Instructions for the task » The lines to be copied run from the one containing "Convert this screenshot" to the end of the material below; reproduce them exactly, including both ends, and nothing more.

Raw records
————

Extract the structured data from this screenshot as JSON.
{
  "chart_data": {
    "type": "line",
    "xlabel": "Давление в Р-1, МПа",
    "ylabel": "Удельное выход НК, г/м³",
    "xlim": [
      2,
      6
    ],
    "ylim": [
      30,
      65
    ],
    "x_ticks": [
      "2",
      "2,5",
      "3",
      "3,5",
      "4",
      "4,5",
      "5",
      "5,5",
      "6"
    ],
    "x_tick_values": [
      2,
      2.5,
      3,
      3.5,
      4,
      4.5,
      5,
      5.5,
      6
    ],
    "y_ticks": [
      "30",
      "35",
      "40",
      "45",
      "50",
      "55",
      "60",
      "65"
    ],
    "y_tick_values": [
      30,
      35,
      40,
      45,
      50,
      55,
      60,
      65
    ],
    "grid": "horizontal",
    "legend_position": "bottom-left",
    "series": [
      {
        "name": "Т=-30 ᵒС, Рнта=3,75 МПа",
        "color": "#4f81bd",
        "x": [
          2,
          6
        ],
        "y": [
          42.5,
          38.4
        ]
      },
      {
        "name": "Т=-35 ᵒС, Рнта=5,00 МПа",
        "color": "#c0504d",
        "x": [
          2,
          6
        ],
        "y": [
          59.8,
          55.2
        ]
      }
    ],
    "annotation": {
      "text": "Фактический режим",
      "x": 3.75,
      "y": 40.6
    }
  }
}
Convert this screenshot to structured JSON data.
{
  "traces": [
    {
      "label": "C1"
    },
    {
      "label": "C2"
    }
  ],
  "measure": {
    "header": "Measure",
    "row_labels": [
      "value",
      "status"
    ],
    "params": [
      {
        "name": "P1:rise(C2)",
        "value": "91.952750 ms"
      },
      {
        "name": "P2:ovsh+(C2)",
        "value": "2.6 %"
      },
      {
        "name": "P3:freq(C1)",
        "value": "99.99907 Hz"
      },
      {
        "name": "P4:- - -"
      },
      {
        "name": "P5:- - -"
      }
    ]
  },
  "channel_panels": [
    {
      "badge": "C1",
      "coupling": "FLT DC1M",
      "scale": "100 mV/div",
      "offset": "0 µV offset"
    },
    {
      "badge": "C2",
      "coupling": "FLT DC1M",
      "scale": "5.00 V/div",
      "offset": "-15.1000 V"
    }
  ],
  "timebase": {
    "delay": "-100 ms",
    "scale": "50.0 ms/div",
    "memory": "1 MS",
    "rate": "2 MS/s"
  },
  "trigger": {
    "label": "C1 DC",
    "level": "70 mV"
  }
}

————

The completed task »
Convert this screenshot to structured JSON data.
{
  "traces": [
    {
      "label": "C1"
    },
    {
      "label": "C2"
    }
  ],
  "measure": {
    "header": "Measure",
    "row_labels": [
      "value",
      "status"
    ],
    "params": [
      {
        "name": "P1:rise(C2)",
        "value": "91.952750 ms"
      },
      {
        "name": "P2:ovsh+(C2)",
        "value": "2.6 %"
      },
      {
        "name": "P3:freq(C1)",
        "value": "99.99907 Hz"
      },
      {
        "name": "P4:- - -"
      },
      {
        "name": "P5:- - -"
      }
    ]
  },
  "channel_panels": [
    {
      "badge": "C1",
      "coupling": "FLT DC1M",
      "scale": "100 mV/div",
      "offset": "0 µV offset"
    },
    {
      "badge": "C2",
      "coupling": "FLT DC1M",
      "scale": "5.00 V/div",
      "offset": "-15.1000 V"
    }
  ],
  "timebase": {
    "delay": "-100 ms",
    "scale": "50.0 ms/div",
    "memory": "1 MS",
    "rate": "2 MS/s"
  },
  "trigger": {
    "label": "C1 DC",
    "level": "70 mV"
  }
}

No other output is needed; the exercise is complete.